__GIVEN PROBLEM__:
Search the records for the word "text" and pick out every line that has it.

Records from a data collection
○ ○ ○ ○
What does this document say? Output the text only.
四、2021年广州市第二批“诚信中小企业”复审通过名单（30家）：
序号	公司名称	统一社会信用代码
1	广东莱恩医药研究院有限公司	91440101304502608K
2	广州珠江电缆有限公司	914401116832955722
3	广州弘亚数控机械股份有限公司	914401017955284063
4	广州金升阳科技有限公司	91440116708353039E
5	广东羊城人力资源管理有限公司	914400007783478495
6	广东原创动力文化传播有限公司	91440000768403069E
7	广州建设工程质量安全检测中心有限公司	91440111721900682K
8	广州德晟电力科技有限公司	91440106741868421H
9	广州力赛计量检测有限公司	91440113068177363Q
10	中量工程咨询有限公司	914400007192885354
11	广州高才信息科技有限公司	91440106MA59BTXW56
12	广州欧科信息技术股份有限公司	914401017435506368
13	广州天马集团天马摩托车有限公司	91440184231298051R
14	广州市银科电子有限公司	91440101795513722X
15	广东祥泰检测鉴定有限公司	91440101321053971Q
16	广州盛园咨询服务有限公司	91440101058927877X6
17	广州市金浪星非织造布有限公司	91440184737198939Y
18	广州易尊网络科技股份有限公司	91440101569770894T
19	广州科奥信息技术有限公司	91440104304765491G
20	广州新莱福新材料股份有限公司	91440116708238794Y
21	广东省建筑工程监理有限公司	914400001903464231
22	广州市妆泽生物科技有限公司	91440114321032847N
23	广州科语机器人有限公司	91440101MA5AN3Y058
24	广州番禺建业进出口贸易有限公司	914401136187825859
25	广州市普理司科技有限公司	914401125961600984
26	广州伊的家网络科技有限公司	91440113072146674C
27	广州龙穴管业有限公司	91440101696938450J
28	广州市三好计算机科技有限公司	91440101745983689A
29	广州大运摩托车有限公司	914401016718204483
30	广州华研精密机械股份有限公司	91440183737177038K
○ ○ ○ ○
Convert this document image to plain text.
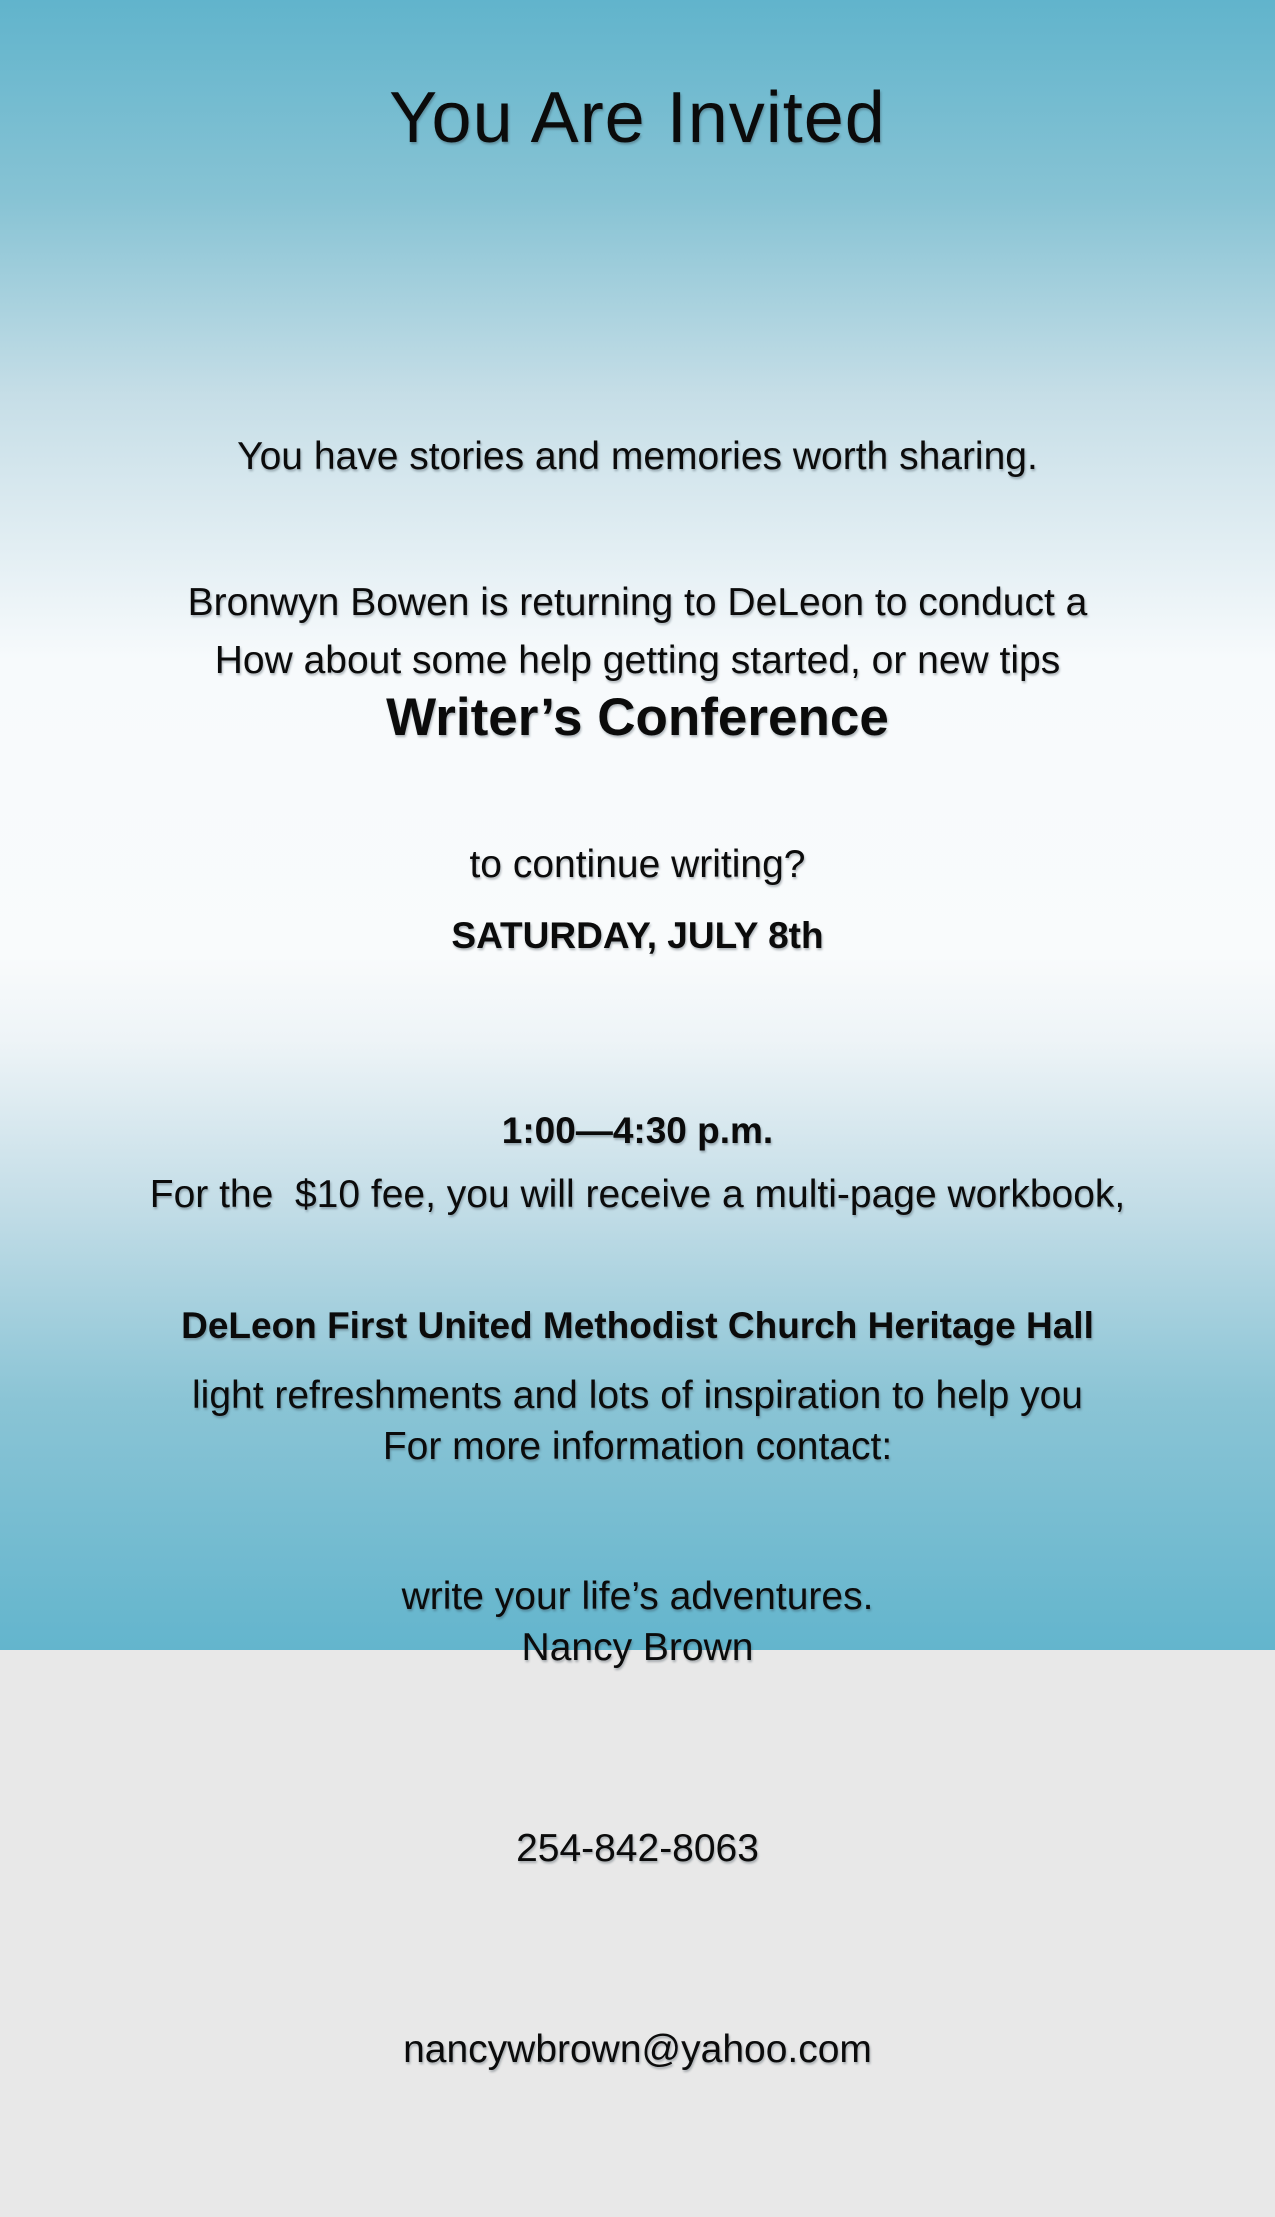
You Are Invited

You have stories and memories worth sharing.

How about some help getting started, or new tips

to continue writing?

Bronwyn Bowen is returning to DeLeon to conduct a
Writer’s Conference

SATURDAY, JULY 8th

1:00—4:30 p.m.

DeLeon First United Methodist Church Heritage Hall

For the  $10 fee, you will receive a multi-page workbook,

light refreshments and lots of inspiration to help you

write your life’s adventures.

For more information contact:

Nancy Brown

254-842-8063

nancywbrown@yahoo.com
○ ○ ○ ○
__ANSWER TO THIS EXERCISE__:
What does this document say? Output the text only.
Convert this document image to plain text.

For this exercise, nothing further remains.